▶ [What is expected]
Take the data below and repeat it exactly.

(Saved entries)
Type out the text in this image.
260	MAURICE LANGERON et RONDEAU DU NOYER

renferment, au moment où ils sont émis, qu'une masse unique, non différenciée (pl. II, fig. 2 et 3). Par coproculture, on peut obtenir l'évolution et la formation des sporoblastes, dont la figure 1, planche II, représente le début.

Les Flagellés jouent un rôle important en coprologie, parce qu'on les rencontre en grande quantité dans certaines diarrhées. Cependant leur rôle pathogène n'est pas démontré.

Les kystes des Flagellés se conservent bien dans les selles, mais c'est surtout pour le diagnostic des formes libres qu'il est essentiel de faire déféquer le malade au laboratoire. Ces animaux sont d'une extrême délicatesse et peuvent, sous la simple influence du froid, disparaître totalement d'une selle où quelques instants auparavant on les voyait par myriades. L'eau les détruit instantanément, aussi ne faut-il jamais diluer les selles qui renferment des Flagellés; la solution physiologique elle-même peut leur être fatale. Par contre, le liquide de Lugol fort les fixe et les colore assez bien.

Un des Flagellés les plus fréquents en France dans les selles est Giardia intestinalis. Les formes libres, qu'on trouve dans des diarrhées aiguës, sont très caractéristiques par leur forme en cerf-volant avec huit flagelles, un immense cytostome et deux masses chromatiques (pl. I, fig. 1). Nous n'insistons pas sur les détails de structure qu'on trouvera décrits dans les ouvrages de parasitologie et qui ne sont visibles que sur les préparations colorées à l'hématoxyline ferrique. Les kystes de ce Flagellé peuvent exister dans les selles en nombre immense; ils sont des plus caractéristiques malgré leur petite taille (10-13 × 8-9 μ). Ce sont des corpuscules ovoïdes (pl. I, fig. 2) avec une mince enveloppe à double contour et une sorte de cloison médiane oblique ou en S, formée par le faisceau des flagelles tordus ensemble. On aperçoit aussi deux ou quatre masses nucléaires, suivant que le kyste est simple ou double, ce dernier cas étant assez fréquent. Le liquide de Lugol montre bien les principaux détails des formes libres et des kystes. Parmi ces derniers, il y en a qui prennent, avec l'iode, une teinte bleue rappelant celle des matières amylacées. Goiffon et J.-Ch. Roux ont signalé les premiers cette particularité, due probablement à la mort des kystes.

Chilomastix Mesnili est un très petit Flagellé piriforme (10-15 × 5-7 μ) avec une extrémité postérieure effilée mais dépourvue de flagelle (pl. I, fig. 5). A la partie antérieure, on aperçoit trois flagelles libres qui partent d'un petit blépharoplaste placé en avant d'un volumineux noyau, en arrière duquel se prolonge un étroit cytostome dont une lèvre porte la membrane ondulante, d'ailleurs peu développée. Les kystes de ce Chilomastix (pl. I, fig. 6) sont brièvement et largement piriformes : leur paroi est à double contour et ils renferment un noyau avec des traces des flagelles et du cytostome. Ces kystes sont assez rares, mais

▶ [Written answer]
Type out the text in this image.
260	MAURICE LANGERON et RONDEAU DU NOYER

renferment, au moment où ils sont émis, qu'une masse unique, non différenciée (pl. II, fig. 2 et 3). Par coproculture, on peut obtenir l'évolution et la formation des sporoblastes, dont la figure 1, planche II, représente le début.

Les Flagellés jouent un rôle important en coprologie, parce qu'on les rencontre en grande quantité dans certaines diarrhées. Cependant leur rôle pathogène n'est pas démontré.

Les kystes des Flagellés se conservent bien dans les selles, mais c'est surtout pour le diagnostic des formes libres qu'il est essentiel de faire déféquer le malade au laboratoire. Ces animaux sont d'une extrême délicatesse et peuvent, sous la simple influence du froid, disparaître totalement d'une selle où quelques instants auparavant on les voyait par myriades. L'eau les détruit instantanément, aussi ne faut-il jamais diluer les selles qui renferment des Flagellés; la solution physiologique elle-même peut leur être fatale. Par contre, le liquide de Lugol fort les fixe et les colore assez bien.

Un des Flagellés les plus fréquents en France dans les selles est Giardia intestinalis. Les formes libres, qu'on trouve dans des diarrhées aiguës, sont très caractéristiques par leur forme en cerf-volant avec huit flagelles, un immense cytostome et deux masses chromatiques (pl. I, fig. 1). Nous n'insistons pas sur les détails de structure qu'on trouvera décrits dans les ouvrages de parasitologie et qui ne sont visibles que sur les préparations colorées à l'hématoxyline ferrique. Les kystes de ce Flagellé peuvent exister dans les selles en nombre immense; ils sont des plus caractéristiques malgré leur petite taille (10-13 × 8-9 μ). Ce sont des corpuscules ovoïdes (pl. I, fig. 2) avec une mince enveloppe à double contour et une sorte de cloison médiane oblique ou en S, formée par le faisceau des flagelles tordus ensemble. On aperçoit aussi deux ou quatre masses nucléaires, suivant que le kyste est simple ou double, ce dernier cas étant assez fréquent. Le liquide de Lugol montre bien les principaux détails des formes libres et des kystes. Parmi ces derniers, il y en a qui prennent, avec l'iode, une teinte bleue rappelant celle des matières amylacées. Goiffon et J.-Ch. Roux ont signalé les premiers cette particularité, due probablement à la mort des kystes.

Chilomastix Mesnili est un très petit Flagellé piriforme (10-15 × 5-7 μ) avec une extrémité postérieure effilée mais dépourvue de flagelle (pl. I, fig. 5). A la partie antérieure, on aperçoit trois flagelles libres qui partent d'un petit blépharoplaste placé en avant d'un volumineux noyau, en arrière duquel se prolonge un étroit cytostome dont une lèvre porte la membrane ondulante, d'ailleurs peu développée. Les kystes de ce Chilomastix (pl. I, fig. 6) sont brièvement et largement piriformes : leur paroi est à double contour et ils renferment un noyau avec des traces des flagelles et du cytostome. Ces kystes sont assez rares, mais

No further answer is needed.